EXERCISE PROMPT:
Leave out the pictures and repeat the rest of the material exactly.

RECORDS SUPPLIED:
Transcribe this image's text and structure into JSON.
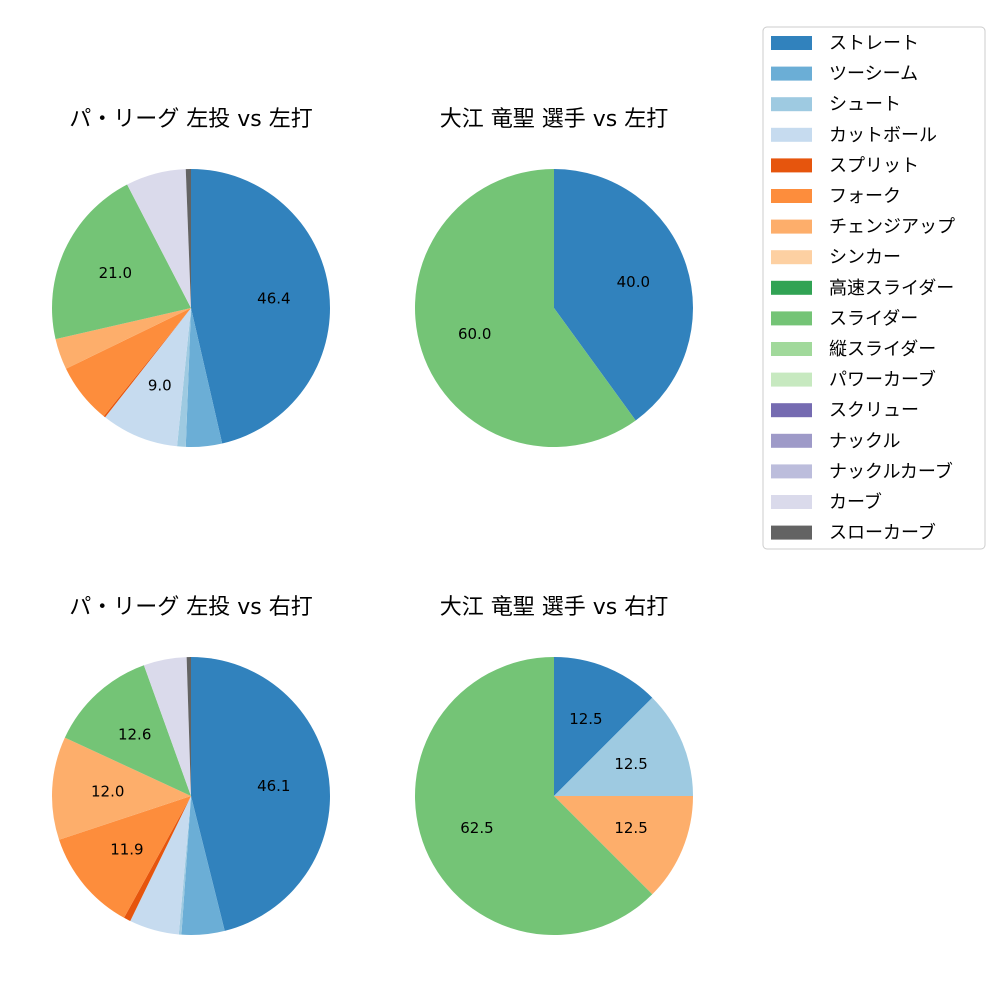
{
  "chart_data": [
    {
      "type": "pie",
      "title": "パ・リーグ 左投 vs 左打",
      "slices": [
        {
          "name": "ストレート",
          "value": 46.4,
          "label": "46.4"
        },
        {
          "name": "ツーシーム",
          "value": 4.2,
          "label": ""
        },
        {
          "name": "シュート",
          "value": 1.0,
          "label": ""
        },
        {
          "name": "カットボール",
          "value": 9.0,
          "label": "9.0"
        },
        {
          "name": "スプリット",
          "value": 0.2,
          "label": ""
        },
        {
          "name": "フォーク",
          "value": 7.0,
          "label": ""
        },
        {
          "name": "チェンジアップ",
          "value": 3.6,
          "label": ""
        },
        {
          "name": "スライダー",
          "value": 21.0,
          "label": "21.0"
        },
        {
          "name": "カーブ",
          "value": 7.0,
          "label": ""
        },
        {
          "name": "スローカーブ",
          "value": 0.6,
          "label": ""
        }
      ]
    },
    {
      "type": "pie",
      "title": "大江 竜聖 選手 vs 左打",
      "slices": [
        {
          "name": "ストレート",
          "value": 40.0,
          "label": "40.0"
        },
        {
          "name": "スライダー",
          "value": 60.0,
          "label": "60.0"
        }
      ]
    },
    {
      "type": "pie",
      "title": "パ・リーグ 左投 vs 右打",
      "slices": [
        {
          "name": "ストレート",
          "value": 46.1,
          "label": "46.1"
        },
        {
          "name": "ツーシーム",
          "value": 5.0,
          "label": ""
        },
        {
          "name": "シュート",
          "value": 0.3,
          "label": ""
        },
        {
          "name": "カットボール",
          "value": 5.8,
          "label": ""
        },
        {
          "name": "スプリット",
          "value": 0.8,
          "label": ""
        },
        {
          "name": "フォーク",
          "value": 11.9,
          "label": "11.9"
        },
        {
          "name": "チェンジアップ",
          "value": 12.0,
          "label": "12.0"
        },
        {
          "name": "スライダー",
          "value": 12.6,
          "label": "12.6"
        },
        {
          "name": "カーブ",
          "value": 5.0,
          "label": ""
        },
        {
          "name": "スローカーブ",
          "value": 0.5,
          "label": ""
        }
      ]
    },
    {
      "type": "pie",
      "title": "大江 竜聖 選手 vs 右打",
      "slices": [
        {
          "name": "ストレート",
          "value": 12.5,
          "label": "12.5"
        },
        {
          "name": "シュート",
          "value": 12.5,
          "label": "12.5"
        },
        {
          "name": "チェンジアップ",
          "value": 12.5,
          "label": "12.5"
        },
        {
          "name": "スライダー",
          "value": 62.5,
          "label": "62.5"
        }
      ]
    }
  ],
  "legend": [
    {
      "name": "ストレート",
      "color": "#3182bd"
    },
    {
      "name": "ツーシーム",
      "color": "#6baed6"
    },
    {
      "name": "シュート",
      "color": "#9ecae1"
    },
    {
      "name": "カットボール",
      "color": "#c6dbef"
    },
    {
      "name": "スプリット",
      "color": "#e6550d"
    },
    {
      "name": "フォーク",
      "color": "#fd8d3c"
    },
    {
      "name": "チェンジアップ",
      "color": "#fdae6b"
    },
    {
      "name": "シンカー",
      "color": "#fdd0a2"
    },
    {
      "name": "高速スライダー",
      "color": "#31a354"
    },
    {
      "name": "スライダー",
      "color": "#74c476"
    },
    {
      "name": "縦スライダー",
      "color": "#a1d99b"
    },
    {
      "name": "パワーカーブ",
      "color": "#c7e9c0"
    },
    {
      "name": "スクリュー",
      "color": "#756bb1"
    },
    {
      "name": "ナックル",
      "color": "#9e9ac8"
    },
    {
      "name": "ナックルカーブ",
      "color": "#bcbddc"
    },
    {
      "name": "カーブ",
      "color": "#dadaeb"
    },
    {
      "name": "スローカーブ",
      "color": "#636363"
    }
  ]
}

OUTPUT FOR THIS TASK:
Transcribe this image's text and structure into JSON.
{
  "chart_data": [
    {
      "type": "pie",
      "title": "パ・リーグ 左投 vs 左打",
      "slices": [
        {
          "name": "ストレート",
          "value": 46.4,
          "label": "46.4"
        },
        {
          "name": "ツーシーム",
          "value": 4.2,
          "label": ""
        },
        {
          "name": "シュート",
          "value": 1.0,
          "label": ""
        },
        {
          "name": "カットボール",
          "value": 9.0,
          "label": "9.0"
        },
        {
          "name": "スプリット",
          "value": 0.2,
          "label": ""
        },
        {
          "name": "フォーク",
          "value": 7.0,
          "label": ""
        },
        {
          "name": "チェンジアップ",
          "value": 3.6,
          "label": ""
        },
        {
          "name": "スライダー",
          "value": 21.0,
          "label": "21.0"
        },
        {
          "name": "カーブ",
          "value": 7.0,
          "label": ""
        },
        {
          "name": "スローカーブ",
          "value": 0.6,
          "label": ""
        }
      ]
    },
    {
      "type": "pie",
      "title": "大江 竜聖 選手 vs 左打",
      "slices": [
        {
          "name": "ストレート",
          "value": 40.0,
          "label": "40.0"
        },
        {
          "name": "スライダー",
          "value": 60.0,
          "label": "60.0"
        }
      ]
    },
    {
      "type": "pie",
      "title": "パ・リーグ 左投 vs 右打",
      "slices": [
        {
          "name": "ストレート",
          "value": 46.1,
          "label": "46.1"
        },
        {
          "name": "ツーシーム",
          "value": 5.0,
          "label": ""
        },
        {
          "name": "シュート",
          "value": 0.3,
          "label": ""
        },
        {
          "name": "カットボール",
          "value": 5.8,
          "label": ""
        },
        {
          "name": "スプリット",
          "value": 0.8,
          "label": ""
        },
        {
          "name": "フォーク",
          "value": 11.9,
          "label": "11.9"
        },
        {
          "name": "チェンジアップ",
          "value": 12.0,
          "label": "12.0"
        },
        {
          "name": "スライダー",
          "value": 12.6,
          "label": "12.6"
        },
        {
          "name": "カーブ",
          "value": 5.0,
          "label": ""
        },
        {
          "name": "スローカーブ",
          "value": 0.5,
          "label": ""
        }
      ]
    },
    {
      "type": "pie",
      "title": "大江 竜聖 選手 vs 右打",
      "slices": [
        {
          "name": "ストレート",
          "value": 12.5,
          "label": "12.5"
        },
        {
          "name": "シュート",
          "value": 12.5,
          "label": "12.5"
        },
        {
          "name": "チェンジアップ",
          "value": 12.5,
          "label": "12.5"
        },
        {
          "name": "スライダー",
          "value": 62.5,
          "label": "62.5"
        }
      ]
    }
  ],
  "legend": [
    {
      "name": "ストレート",
      "color": "#3182bd"
    },
    {
      "name": "ツーシーム",
      "color": "#6baed6"
    },
    {
      "name": "シュート",
      "color": "#9ecae1"
    },
    {
      "name": "カットボール",
      "color": "#c6dbef"
    },
    {
      "name": "スプリット",
      "color": "#e6550d"
    },
    {
      "name": "フォーク",
      "color": "#fd8d3c"
    },
    {
      "name": "チェンジアップ",
      "color": "#fdae6b"
    },
    {
      "name": "シンカー",
      "color": "#fdd0a2"
    },
    {
      "name": "高速スライダー",
      "color": "#31a354"
    },
    {
      "name": "スライダー",
      "color": "#74c476"
    },
    {
      "name": "縦スライダー",
      "color": "#a1d99b"
    },
    {
      "name": "パワーカーブ",
      "color": "#c7e9c0"
    },
    {
      "name": "スクリュー",
      "color": "#756bb1"
    },
    {
      "name": "ナックル",
      "color": "#9e9ac8"
    },
    {
      "name": "ナックルカーブ",
      "color": "#bcbddc"
    },
    {
      "name": "カーブ",
      "color": "#dadaeb"
    },
    {
      "name": "スローカーブ",
      "color": "#636363"
    }
  ]
}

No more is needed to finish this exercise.